■ Instructions to follow
Collect every line below that contains the word "name".

--- Records provided ---

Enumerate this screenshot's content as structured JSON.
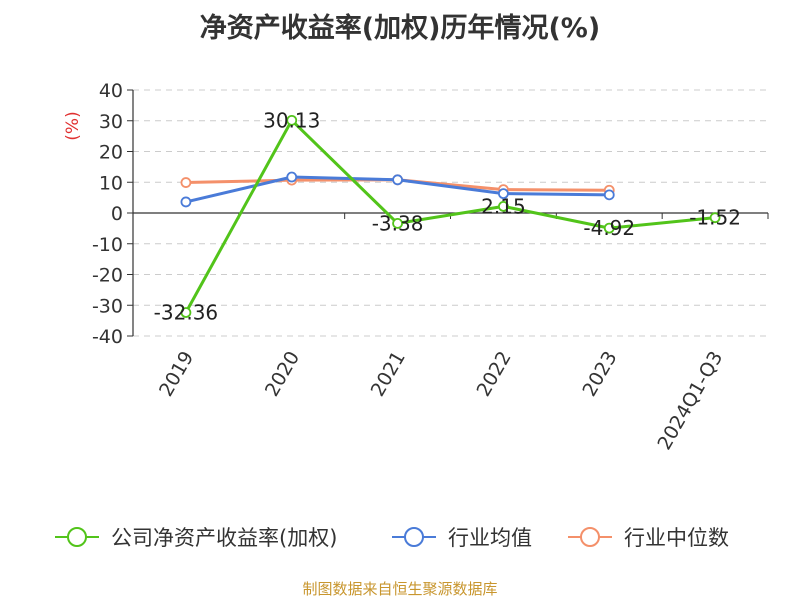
{
  "chart_data": {
    "type": "line",
    "title": "净资产收益率(加权)历年情况(%)",
    "ylabel": "(%)",
    "categories": [
      "2019",
      "2020",
      "2021",
      "2022",
      "2023",
      "2024Q1-Q3"
    ],
    "ylim": [
      -40,
      40
    ],
    "yticks": [
      40,
      30,
      20,
      10,
      0,
      -10,
      -20,
      -30,
      -40
    ],
    "grid": true,
    "legend_position": "bottom",
    "series": [
      {
        "name": "公司净资产收益率(加权)",
        "color": "#52c41a",
        "values": [
          -32.36,
          30.13,
          -3.38,
          2.15,
          -4.92,
          -1.52
        ],
        "labels": [
          "-32.36",
          "30.13",
          "-3.38",
          "2.15",
          "-4.92",
          "-1.52"
        ]
      },
      {
        "name": "行业均值",
        "color": "#4a7bd8",
        "values": [
          3.6,
          11.7,
          10.8,
          6.3,
          5.9,
          null
        ]
      },
      {
        "name": "行业中位数",
        "color": "#f4906a",
        "values": [
          9.9,
          10.7,
          10.8,
          7.6,
          7.4,
          null
        ]
      }
    ]
  },
  "source_text": "制图数据来自恒生聚源数据库"
}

---

■ Correct answer
        "name": "公司净资产收益率(加权)",
        "name": "行业均值",
        "name": "行业中位数",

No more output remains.